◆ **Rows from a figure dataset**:
⟨

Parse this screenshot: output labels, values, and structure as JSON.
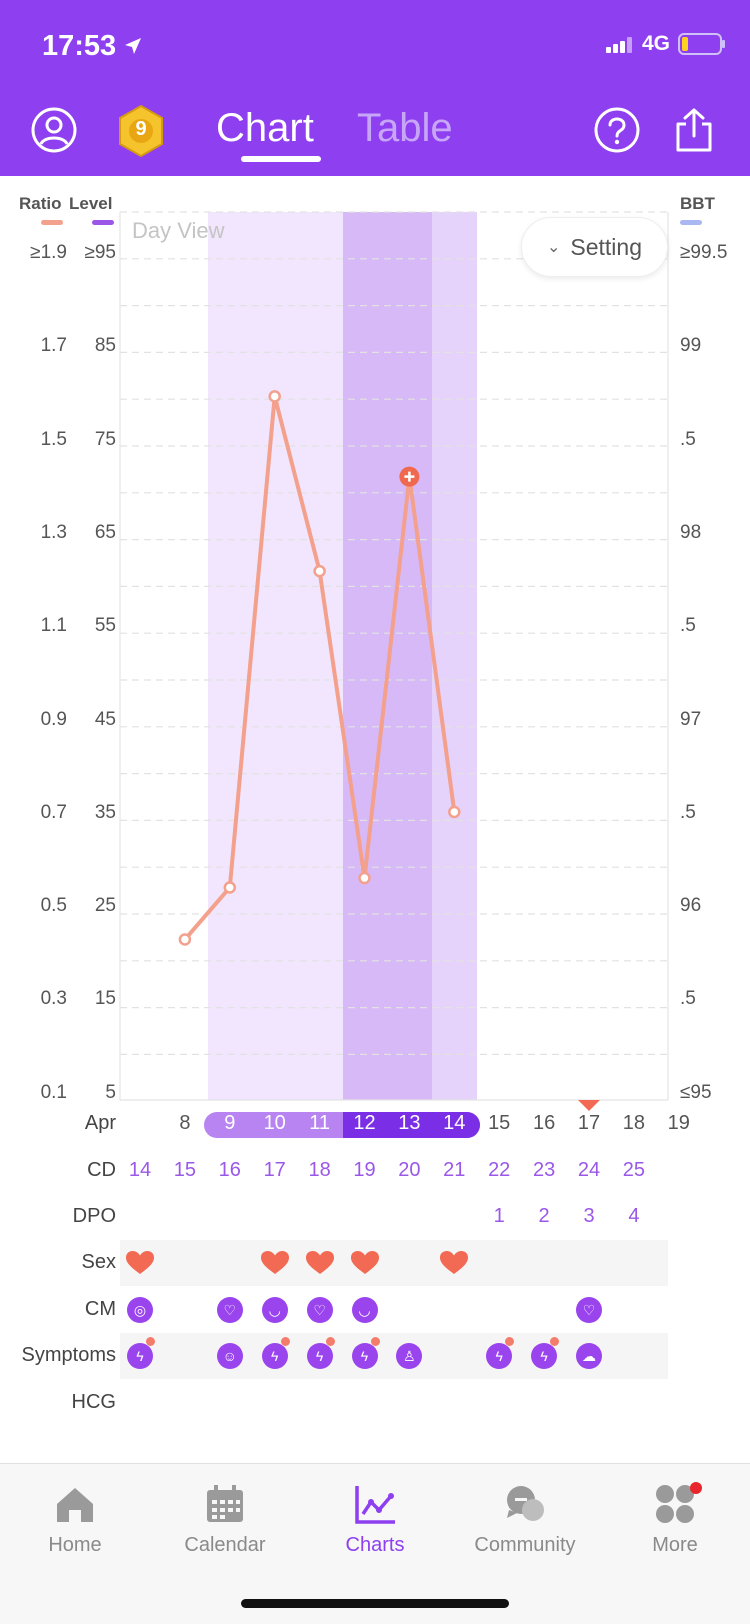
{
  "status_bar": {
    "time": "17:53",
    "network": "4G"
  },
  "header": {
    "badge_number": "9",
    "tabs": [
      {
        "label": "Chart",
        "active": true
      },
      {
        "label": "Table",
        "active": false
      }
    ],
    "colors": {
      "background": "#8e3ff0",
      "active": "#ffffff",
      "inactive": "#c8a6f7"
    }
  },
  "chart": {
    "view_label": "Day View",
    "setting_label": "Setting",
    "left_headers": {
      "ratio": "Ratio",
      "level": "Level"
    },
    "right_header": "BBT",
    "ratio_ticks": [
      "≥1.9",
      "1.7",
      "1.5",
      "1.3",
      "1.1",
      "0.9",
      "0.7",
      "0.5",
      "0.3",
      "0.1"
    ],
    "level_ticks": [
      "≥95",
      "85",
      "75",
      "65",
      "55",
      "45",
      "35",
      "25",
      "15",
      "5"
    ],
    "bbt_ticks": [
      "≥99.5",
      "99",
      ".5",
      "98",
      ".5",
      "97",
      ".5",
      "96",
      ".5",
      "≤95"
    ],
    "colors": {
      "line": "#f3a08c",
      "ratio_legend": "#f3a08c",
      "level_legend": "#9a57e8",
      "bbt_legend": "#a9b7f3",
      "fertile_light": "#f1e6fd",
      "fertile_peak": "#d7b9f8",
      "fertile_mid": "#e6d3fb"
    }
  },
  "chart_data": {
    "type": "line",
    "x": [
      "Apr 8",
      "Apr 9",
      "Apr 10",
      "Apr 11",
      "Apr 12",
      "Apr 13",
      "Apr 14"
    ],
    "series": [
      {
        "values": [
          0.44,
          0.55,
          1.59,
          1.22,
          0.57,
          1.42,
          0.71
        ],
        "highlight_index": 5
      }
    ],
    "ylim": [
      0.1,
      1.9
    ],
    "ylim_level": [
      5,
      95
    ],
    "ylim_bbt": [
      95,
      99.5
    ],
    "grid": true
  },
  "rows": {
    "month_label": "Apr",
    "dates": [
      "",
      "8",
      "9",
      "10",
      "11",
      "12",
      "13",
      "14",
      "15",
      "16",
      "17",
      "18",
      "19"
    ],
    "fertile_dates": [
      "9",
      "10",
      "11",
      "12",
      "13",
      "14"
    ],
    "peak_dates": [
      "12",
      "13",
      "14"
    ],
    "period_marker_date": "17",
    "cd_label": "CD",
    "cd": [
      "14",
      "15",
      "16",
      "17",
      "18",
      "19",
      "20",
      "21",
      "22",
      "23",
      "24",
      "25"
    ],
    "dpo_label": "DPO",
    "dpo": [
      "",
      "",
      "",
      "",
      "",
      "",
      "",
      "",
      "1",
      "2",
      "3",
      "4"
    ],
    "sex_label": "Sex",
    "sex": [
      true,
      false,
      false,
      true,
      true,
      true,
      false,
      true,
      false,
      false,
      false,
      false
    ],
    "cm_label": "CM",
    "cm": [
      "eggwhite-icon",
      "",
      "watery-icon",
      "creamy-icon",
      "watery-icon",
      "creamy-icon",
      "",
      "",
      "",
      "",
      "watery-icon",
      ""
    ],
    "symptoms_label": "Symptoms",
    "symptoms": [
      "cramp-icon",
      "",
      "face-icon",
      "cramp-icon",
      "cramp-icon",
      "cramp-icon",
      "person-icon",
      "",
      "cramp-icon",
      "cramp-icon",
      "sleep-icon",
      ""
    ],
    "symptom_dots": [
      true,
      false,
      false,
      true,
      true,
      true,
      false,
      false,
      true,
      true,
      false,
      false
    ],
    "hcg_label": "HCG",
    "colors": {
      "heart": "#f26a53",
      "icon": "#9a44ee",
      "dot": "#f47c6c",
      "marker": "#f26a53"
    }
  },
  "tabbar": {
    "items": [
      {
        "label": "Home",
        "icon": "home-icon",
        "active": false
      },
      {
        "label": "Calendar",
        "icon": "calendar-icon",
        "active": false
      },
      {
        "label": "Charts",
        "icon": "charts-icon",
        "active": true
      },
      {
        "label": "Community",
        "icon": "community-icon",
        "active": false
      },
      {
        "label": "More",
        "icon": "more-icon",
        "active": false,
        "badge": true
      }
    ]
  }
}
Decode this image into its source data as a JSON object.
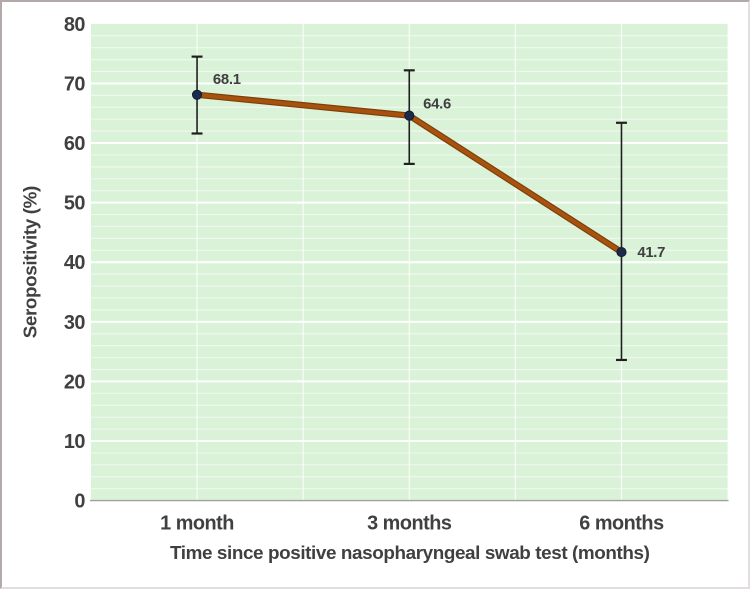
{
  "chart_data": {
    "type": "line",
    "categories": [
      "1 month",
      "3 months",
      "6 months"
    ],
    "series": [
      {
        "name": "Seropositivity",
        "values": [
          68.1,
          64.6,
          41.7
        ],
        "error_low": [
          61.6,
          56.5,
          23.6
        ],
        "error_high": [
          74.5,
          72.2,
          63.4
        ],
        "data_labels": [
          "68.1",
          "64.6",
          "41.7"
        ]
      }
    ],
    "xlabel": "Time since positive nasopharyngeal swab test (months)",
    "ylabel": "Seropositivity (%)",
    "ylim": [
      0,
      80
    ],
    "yticks": [
      0,
      10,
      20,
      30,
      40,
      50,
      60,
      70,
      80
    ],
    "minor_grid_step": 2,
    "grid": "horizontal major+minor white lines, vertical half-category white lines",
    "legend_position": "none",
    "colors": {
      "canvas_bg": "#ffffff",
      "plot_bg": "#daf2d8",
      "gridline": "#ffffff",
      "line": "#a8520f",
      "line_edge": "#7c3f08",
      "marker": "#1c2b4a",
      "marker_edge": "#0f1c33",
      "error_bar": "#1f1f1f",
      "axis_line": "#a0a0a0",
      "text": "#404040"
    }
  }
}
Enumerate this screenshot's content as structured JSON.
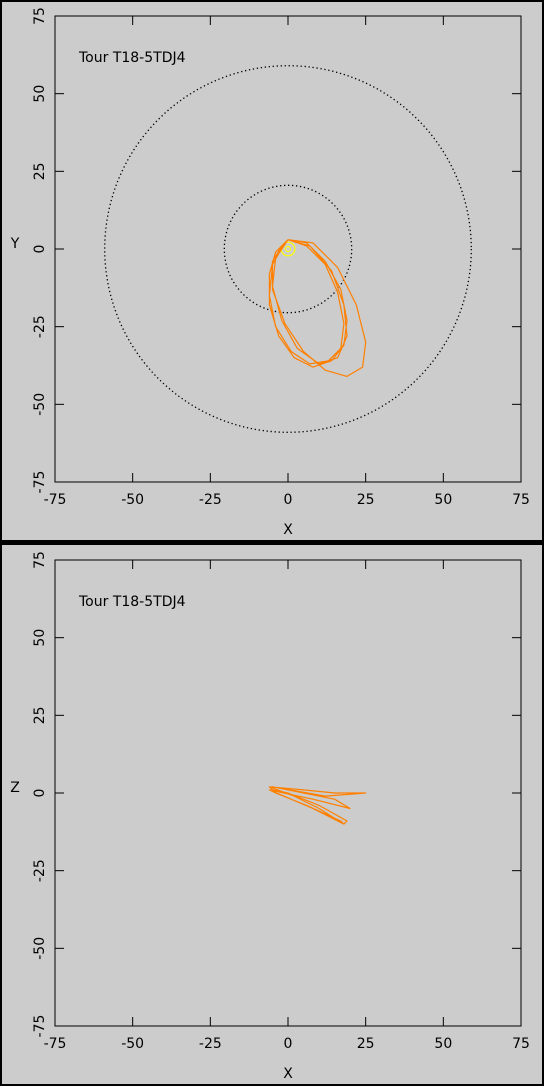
{
  "chart_data": [
    {
      "type": "line",
      "title": "Tour T18-5TDJ4",
      "xlabel": "X",
      "ylabel": "Y",
      "xlim": [
        -75,
        75
      ],
      "ylim": [
        -75,
        75
      ],
      "xticks": [
        -75,
        -50,
        -25,
        0,
        25,
        50,
        75
      ],
      "yticks": [
        -75,
        -50,
        -25,
        0,
        25,
        50,
        75
      ],
      "circles": [
        {
          "r": 20.5,
          "color": "#000000",
          "style": "dotted"
        },
        {
          "r": 59,
          "color": "#000000",
          "style": "dotted"
        },
        {
          "r": 2.2,
          "color": "#ffff00",
          "style": "solid"
        },
        {
          "r": 0.8,
          "color": "#ffff00",
          "style": "solid"
        }
      ],
      "series": [
        {
          "color": "#ff8000",
          "x": [
            0,
            6,
            12,
            17,
            19,
            18,
            14,
            8,
            2,
            -3,
            -6,
            -6,
            -4,
            0,
            8,
            16,
            22,
            25,
            24,
            19,
            12,
            5,
            -1,
            -5,
            -5,
            -2,
            0,
            7,
            14,
            18,
            19,
            16,
            10,
            3,
            -2,
            -5,
            -4,
            0,
            6,
            12,
            16,
            18,
            17,
            13,
            7,
            1,
            -4,
            -6,
            -5,
            -1
          ],
          "y": [
            3,
            2,
            -4,
            -13,
            -23,
            -31,
            -36,
            -38,
            -35,
            -28,
            -18,
            -8,
            -1,
            3,
            2,
            -6,
            -18,
            -30,
            -38,
            -41,
            -39,
            -33,
            -24,
            -13,
            -4,
            1,
            3,
            1,
            -7,
            -18,
            -28,
            -35,
            -37,
            -32,
            -23,
            -12,
            -3,
            3,
            1,
            -5,
            -14,
            -24,
            -32,
            -36,
            -37,
            -33,
            -25,
            -15,
            -5,
            2
          ]
        }
      ]
    },
    {
      "type": "line",
      "title": "Tour T18-5TDJ4",
      "xlabel": "X",
      "ylabel": "Z",
      "xlim": [
        -75,
        75
      ],
      "ylim": [
        -75,
        75
      ],
      "xticks": [
        -75,
        -50,
        -25,
        0,
        25,
        50,
        75
      ],
      "yticks": [
        -75,
        -50,
        -25,
        0,
        25,
        50,
        75
      ],
      "circles": [],
      "series": [
        {
          "color": "#ff8000",
          "x": [
            -6,
            2,
            10,
            18,
            19,
            10,
            0,
            -5,
            -6,
            5,
            15,
            25,
            12,
            -5,
            15,
            20,
            8,
            -6,
            -4,
            6,
            17,
            18,
            8,
            -6
          ],
          "y": [
            2,
            -1,
            -5,
            -10,
            -9,
            -4,
            0,
            1,
            2,
            1,
            0,
            0,
            -1,
            2,
            -2,
            -5,
            -2,
            1,
            0,
            -4,
            -9,
            -10,
            -5,
            1
          ]
        }
      ]
    }
  ]
}
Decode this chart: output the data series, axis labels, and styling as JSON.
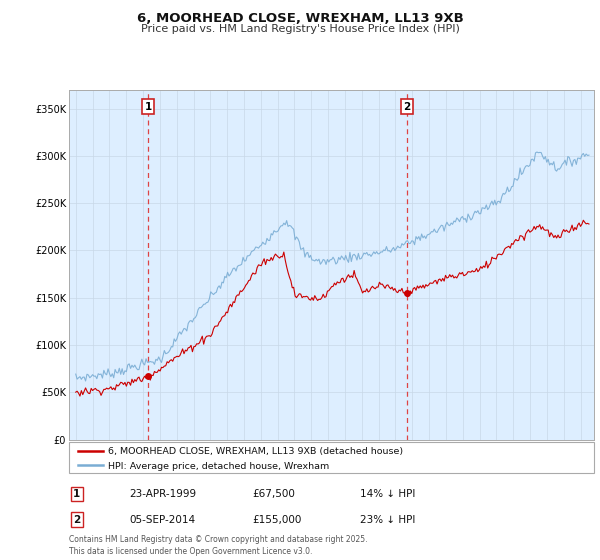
{
  "title_line1": "6, MOORHEAD CLOSE, WREXHAM, LL13 9XB",
  "title_line2": "Price paid vs. HM Land Registry's House Price Index (HPI)",
  "legend_label_red": "6, MOORHEAD CLOSE, WREXHAM, LL13 9XB (detached house)",
  "legend_label_blue": "HPI: Average price, detached house, Wrexham",
  "annotation1_date": "23-APR-1999",
  "annotation1_price": "£67,500",
  "annotation1_hpi": "14% ↓ HPI",
  "annotation2_date": "05-SEP-2014",
  "annotation2_price": "£155,000",
  "annotation2_hpi": "23% ↓ HPI",
  "footer": "Contains HM Land Registry data © Crown copyright and database right 2025.\nThis data is licensed under the Open Government Licence v3.0.",
  "ylim": [
    0,
    370000
  ],
  "yticks": [
    0,
    50000,
    100000,
    150000,
    200000,
    250000,
    300000,
    350000
  ],
  "color_red": "#cc0000",
  "color_blue": "#7aadd4",
  "color_vline": "#dd4444",
  "bg_plot": "#ddeeff",
  "bg_fig": "#ffffff",
  "purchase1_year": 1999.31,
  "purchase1_price": 67500,
  "purchase2_year": 2014.68,
  "purchase2_price": 155000,
  "xlim_left": 1994.6,
  "xlim_right": 2025.8
}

⟩

◆ **Task goal**: Return from the data every line that holds "output".

◆ **Answer for this exercise**:
Parse this screenshot: output labels, values, and structure as JSON.
Decode this chart: output the data series, axis labels, and styling as JSON.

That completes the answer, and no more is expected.